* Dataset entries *
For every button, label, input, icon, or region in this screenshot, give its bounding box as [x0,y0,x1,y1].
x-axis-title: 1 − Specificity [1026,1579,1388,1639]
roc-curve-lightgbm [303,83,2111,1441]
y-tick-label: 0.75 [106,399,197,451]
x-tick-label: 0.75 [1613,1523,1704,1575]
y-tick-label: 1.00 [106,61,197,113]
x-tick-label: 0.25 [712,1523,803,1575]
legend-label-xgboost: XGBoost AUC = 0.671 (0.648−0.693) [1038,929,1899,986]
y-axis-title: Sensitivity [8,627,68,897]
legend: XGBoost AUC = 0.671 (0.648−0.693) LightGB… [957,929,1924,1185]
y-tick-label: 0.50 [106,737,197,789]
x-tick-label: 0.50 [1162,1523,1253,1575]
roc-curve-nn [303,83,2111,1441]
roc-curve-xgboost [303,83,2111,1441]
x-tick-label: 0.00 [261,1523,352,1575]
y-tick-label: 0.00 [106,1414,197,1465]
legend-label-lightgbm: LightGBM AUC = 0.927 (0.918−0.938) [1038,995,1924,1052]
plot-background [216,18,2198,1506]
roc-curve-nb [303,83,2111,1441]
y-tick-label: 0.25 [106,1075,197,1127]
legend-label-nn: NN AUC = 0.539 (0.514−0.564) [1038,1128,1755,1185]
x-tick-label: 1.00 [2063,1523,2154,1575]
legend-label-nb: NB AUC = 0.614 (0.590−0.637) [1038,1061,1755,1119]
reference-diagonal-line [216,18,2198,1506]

* JOB *
Find every line of the items above that contains the string "lightgbm" and copy each one. Case counts.

* RESPONSE TO THE TASK *
roc-curve-lightgbm [303,83,2111,1441]
legend-label-lightgbm: LightGBM AUC = 0.927 (0.918−0.938) [1038,995,1924,1052]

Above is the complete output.